**WRITTEN PROBLEM:**
Quote all of the data below exactly, please.

___

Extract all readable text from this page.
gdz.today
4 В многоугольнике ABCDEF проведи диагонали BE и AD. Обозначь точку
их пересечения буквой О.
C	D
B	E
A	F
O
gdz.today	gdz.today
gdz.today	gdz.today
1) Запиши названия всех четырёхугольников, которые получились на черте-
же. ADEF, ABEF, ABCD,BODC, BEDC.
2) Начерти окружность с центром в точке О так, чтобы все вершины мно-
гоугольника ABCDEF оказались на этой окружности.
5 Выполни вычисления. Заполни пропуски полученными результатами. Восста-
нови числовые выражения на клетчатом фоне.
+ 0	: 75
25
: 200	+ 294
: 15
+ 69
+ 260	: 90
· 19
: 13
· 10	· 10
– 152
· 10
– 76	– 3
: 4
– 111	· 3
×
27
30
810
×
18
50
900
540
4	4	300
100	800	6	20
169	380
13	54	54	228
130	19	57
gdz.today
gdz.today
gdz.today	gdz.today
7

___

**CORRECT RESULT:**
Extract all readable text from this page.
gdz.today
4 В многоугольнике ABCDEF проведи диагонали BE и AD. Обозначь точку
их пересечения буквой О.
C	D
B	E
A	F
O
gdz.today	gdz.today
gdz.today	gdz.today
1) Запиши названия всех четырёхугольников, которые получились на черте-
же. ADEF, ABEF, ABCD,BODC, BEDC.
2) Начерти окружность с центром в точке О так, чтобы все вершины мно-
гоугольника ABCDEF оказались на этой окружности.
5 Выполни вычисления. Заполни пропуски полученными результатами. Восста-
нови числовые выражения на клетчатом фоне.
+ 0	: 75
25
: 200	+ 294
: 15
+ 69
+ 260	: 90
· 19
: 13
· 10	· 10
– 152
· 10
– 76	– 3
: 4
– 111	· 3
×
27
30
810
×
18
50
900
540
4	4	300
100	800	6	20
169	380
13	54	54	228
130	19	57
gdz.today
gdz.today
gdz.today	gdz.today
7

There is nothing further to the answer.